-- BEGIN Exercise data --
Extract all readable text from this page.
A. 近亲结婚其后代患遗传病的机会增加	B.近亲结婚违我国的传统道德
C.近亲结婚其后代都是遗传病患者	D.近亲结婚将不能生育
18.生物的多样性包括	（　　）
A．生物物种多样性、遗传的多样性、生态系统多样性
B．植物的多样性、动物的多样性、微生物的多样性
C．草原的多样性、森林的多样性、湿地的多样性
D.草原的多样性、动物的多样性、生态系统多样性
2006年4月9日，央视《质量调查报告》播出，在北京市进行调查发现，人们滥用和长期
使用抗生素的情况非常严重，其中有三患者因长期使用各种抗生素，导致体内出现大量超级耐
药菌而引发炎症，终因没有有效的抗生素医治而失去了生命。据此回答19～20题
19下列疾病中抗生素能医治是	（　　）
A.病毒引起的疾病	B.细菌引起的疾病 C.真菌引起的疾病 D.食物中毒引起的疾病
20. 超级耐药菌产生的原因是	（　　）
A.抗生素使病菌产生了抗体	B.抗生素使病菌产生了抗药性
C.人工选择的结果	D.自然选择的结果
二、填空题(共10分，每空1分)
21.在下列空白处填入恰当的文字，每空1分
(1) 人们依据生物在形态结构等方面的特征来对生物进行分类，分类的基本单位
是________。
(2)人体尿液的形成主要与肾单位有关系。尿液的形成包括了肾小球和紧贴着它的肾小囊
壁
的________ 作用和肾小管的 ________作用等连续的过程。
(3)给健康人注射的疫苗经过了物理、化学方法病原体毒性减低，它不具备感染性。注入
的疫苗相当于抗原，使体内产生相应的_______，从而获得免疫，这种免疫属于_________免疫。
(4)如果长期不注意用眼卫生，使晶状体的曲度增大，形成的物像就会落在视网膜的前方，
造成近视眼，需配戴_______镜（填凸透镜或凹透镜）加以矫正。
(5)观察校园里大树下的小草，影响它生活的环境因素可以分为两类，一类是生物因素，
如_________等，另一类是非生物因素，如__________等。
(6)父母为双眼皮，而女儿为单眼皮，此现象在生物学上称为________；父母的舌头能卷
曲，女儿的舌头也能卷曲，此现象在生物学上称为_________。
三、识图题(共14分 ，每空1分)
-- END Exercise data --
◆ **What the exercise asks**: From the records above, extract each line exactly as shown.

◆ **Answer below**:
Extract all readable text from this page.
A. 近亲结婚其后代患遗传病的机会增加	B.近亲结婚违我国的传统道德
C.近亲结婚其后代都是遗传病患者	D.近亲结婚将不能生育
18.生物的多样性包括	（　　）
A．生物物种多样性、遗传的多样性、生态系统多样性
B．植物的多样性、动物的多样性、微生物的多样性
C．草原的多样性、森林的多样性、湿地的多样性
D.草原的多样性、动物的多样性、生态系统多样性
2006年4月9日，央视《质量调查报告》播出，在北京市进行调查发现，人们滥用和长期
使用抗生素的情况非常严重，其中有三患者因长期使用各种抗生素，导致体内出现大量超级耐
药菌而引发炎症，终因没有有效的抗生素医治而失去了生命。据此回答19～20题
19下列疾病中抗生素能医治是	（　　）
A.病毒引起的疾病	B.细菌引起的疾病 C.真菌引起的疾病 D.食物中毒引起的疾病
20. 超级耐药菌产生的原因是	（　　）
A.抗生素使病菌产生了抗体	B.抗生素使病菌产生了抗药性
C.人工选择的结果	D.自然选择的结果
二、填空题(共10分，每空1分)
21.在下列空白处填入恰当的文字，每空1分
(1) 人们依据生物在形态结构等方面的特征来对生物进行分类，分类的基本单位
是________。
(2)人体尿液的形成主要与肾单位有关系。尿液的形成包括了肾小球和紧贴着它的肾小囊
壁
的________ 作用和肾小管的 ________作用等连续的过程。
(3)给健康人注射的疫苗经过了物理、化学方法病原体毒性减低，它不具备感染性。注入
的疫苗相当于抗原，使体内产生相应的_______，从而获得免疫，这种免疫属于_________免疫。
(4)如果长期不注意用眼卫生，使晶状体的曲度增大，形成的物像就会落在视网膜的前方，
造成近视眼，需配戴_______镜（填凸透镜或凹透镜）加以矫正。
(5)观察校园里大树下的小草，影响它生活的环境因素可以分为两类，一类是生物因素，
如_________等，另一类是非生物因素，如__________等。
(6)父母为双眼皮，而女儿为单眼皮，此现象在生物学上称为________；父母的舌头能卷
曲，女儿的舌头也能卷曲，此现象在生物学上称为_________。
三、识图题(共14分 ，每空1分)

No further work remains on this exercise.